→ Task objective:
Find every line containing the word "рентабельности" in the records below; report only how many there are.

** begin **

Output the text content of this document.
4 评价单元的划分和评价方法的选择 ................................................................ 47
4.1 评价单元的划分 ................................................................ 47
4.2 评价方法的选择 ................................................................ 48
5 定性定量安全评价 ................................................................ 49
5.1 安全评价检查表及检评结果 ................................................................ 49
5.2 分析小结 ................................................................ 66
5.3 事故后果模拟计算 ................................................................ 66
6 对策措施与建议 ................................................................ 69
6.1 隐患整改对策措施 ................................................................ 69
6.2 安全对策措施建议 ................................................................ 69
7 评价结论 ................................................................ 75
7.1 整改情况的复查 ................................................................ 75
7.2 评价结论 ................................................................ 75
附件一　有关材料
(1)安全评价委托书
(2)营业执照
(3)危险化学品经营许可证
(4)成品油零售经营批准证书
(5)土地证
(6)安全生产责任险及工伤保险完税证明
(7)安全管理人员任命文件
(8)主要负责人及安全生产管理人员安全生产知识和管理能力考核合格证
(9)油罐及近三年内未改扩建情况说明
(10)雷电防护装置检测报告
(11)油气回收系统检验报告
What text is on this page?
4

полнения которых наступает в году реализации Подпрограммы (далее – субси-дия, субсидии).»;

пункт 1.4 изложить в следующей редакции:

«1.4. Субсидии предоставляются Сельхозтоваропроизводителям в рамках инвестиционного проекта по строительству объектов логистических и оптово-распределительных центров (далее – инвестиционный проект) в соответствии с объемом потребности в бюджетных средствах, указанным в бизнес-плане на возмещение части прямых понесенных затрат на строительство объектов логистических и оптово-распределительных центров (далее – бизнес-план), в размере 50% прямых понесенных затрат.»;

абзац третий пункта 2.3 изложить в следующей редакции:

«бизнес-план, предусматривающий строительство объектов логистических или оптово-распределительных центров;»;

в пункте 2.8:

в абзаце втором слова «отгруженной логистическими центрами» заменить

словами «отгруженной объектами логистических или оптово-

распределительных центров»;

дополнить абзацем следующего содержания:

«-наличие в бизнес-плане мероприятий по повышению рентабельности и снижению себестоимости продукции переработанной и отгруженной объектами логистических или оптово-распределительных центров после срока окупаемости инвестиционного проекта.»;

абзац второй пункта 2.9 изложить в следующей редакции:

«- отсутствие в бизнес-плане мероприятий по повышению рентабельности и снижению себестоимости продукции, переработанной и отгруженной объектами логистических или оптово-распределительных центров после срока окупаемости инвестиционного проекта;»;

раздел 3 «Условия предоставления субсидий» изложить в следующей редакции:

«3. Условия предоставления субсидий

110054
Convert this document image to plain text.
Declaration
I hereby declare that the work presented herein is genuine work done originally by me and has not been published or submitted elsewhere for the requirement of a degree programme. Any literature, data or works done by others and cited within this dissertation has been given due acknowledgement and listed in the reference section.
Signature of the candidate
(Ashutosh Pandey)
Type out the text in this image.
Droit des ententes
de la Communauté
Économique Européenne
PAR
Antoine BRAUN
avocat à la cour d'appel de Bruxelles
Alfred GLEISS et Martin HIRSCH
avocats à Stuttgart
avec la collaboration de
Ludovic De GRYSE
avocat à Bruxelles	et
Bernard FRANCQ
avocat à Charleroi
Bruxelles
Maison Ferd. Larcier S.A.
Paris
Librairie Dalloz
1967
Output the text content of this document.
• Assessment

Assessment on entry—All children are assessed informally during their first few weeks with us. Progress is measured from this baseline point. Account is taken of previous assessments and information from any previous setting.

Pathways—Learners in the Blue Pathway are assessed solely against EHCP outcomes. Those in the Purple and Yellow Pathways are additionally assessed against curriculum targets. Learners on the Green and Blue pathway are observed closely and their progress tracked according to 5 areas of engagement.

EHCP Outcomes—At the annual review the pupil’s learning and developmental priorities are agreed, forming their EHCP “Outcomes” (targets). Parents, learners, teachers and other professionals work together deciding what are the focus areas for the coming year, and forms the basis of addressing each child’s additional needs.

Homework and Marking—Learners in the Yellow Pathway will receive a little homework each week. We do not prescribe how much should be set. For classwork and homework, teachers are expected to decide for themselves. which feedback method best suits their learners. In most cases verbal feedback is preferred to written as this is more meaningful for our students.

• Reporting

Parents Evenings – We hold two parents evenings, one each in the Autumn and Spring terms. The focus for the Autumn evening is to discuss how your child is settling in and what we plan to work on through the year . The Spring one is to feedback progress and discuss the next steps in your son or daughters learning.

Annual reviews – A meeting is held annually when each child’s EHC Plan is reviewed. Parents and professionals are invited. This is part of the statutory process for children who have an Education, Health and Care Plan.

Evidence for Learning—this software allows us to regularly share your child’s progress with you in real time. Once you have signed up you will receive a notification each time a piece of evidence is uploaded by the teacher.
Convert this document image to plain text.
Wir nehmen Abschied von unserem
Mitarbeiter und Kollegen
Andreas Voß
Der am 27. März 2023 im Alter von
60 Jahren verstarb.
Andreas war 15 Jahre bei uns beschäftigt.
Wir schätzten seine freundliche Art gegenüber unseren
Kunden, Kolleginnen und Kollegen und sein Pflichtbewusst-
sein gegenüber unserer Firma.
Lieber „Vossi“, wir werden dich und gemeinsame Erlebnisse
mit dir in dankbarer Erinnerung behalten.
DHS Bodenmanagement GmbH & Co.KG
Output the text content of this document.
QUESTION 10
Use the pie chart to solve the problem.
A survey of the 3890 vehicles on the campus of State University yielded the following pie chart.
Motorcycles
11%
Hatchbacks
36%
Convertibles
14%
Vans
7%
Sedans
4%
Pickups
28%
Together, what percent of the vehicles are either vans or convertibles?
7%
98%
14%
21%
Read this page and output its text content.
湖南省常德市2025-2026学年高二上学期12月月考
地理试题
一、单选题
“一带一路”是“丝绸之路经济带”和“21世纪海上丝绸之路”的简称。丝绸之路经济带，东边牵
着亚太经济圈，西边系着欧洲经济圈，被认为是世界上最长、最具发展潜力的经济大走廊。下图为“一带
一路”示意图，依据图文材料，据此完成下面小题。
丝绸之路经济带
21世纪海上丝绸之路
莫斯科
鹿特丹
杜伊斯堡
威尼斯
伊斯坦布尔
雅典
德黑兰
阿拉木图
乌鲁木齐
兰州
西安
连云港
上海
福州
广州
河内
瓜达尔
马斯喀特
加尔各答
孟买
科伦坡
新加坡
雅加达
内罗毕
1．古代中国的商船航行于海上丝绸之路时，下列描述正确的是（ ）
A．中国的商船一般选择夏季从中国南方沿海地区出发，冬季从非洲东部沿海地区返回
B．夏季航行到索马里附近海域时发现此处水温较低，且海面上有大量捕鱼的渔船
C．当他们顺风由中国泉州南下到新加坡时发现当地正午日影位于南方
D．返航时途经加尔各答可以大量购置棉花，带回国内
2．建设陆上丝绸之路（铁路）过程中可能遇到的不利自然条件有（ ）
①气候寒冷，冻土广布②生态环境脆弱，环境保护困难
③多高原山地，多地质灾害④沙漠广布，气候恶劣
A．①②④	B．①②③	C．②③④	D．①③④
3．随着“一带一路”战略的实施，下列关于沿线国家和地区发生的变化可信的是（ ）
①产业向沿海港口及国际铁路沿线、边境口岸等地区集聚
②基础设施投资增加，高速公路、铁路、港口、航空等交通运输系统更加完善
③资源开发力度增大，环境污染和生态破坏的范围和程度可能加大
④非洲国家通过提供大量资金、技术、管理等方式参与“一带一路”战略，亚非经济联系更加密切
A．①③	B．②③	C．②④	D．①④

** end **

→ Written response:
2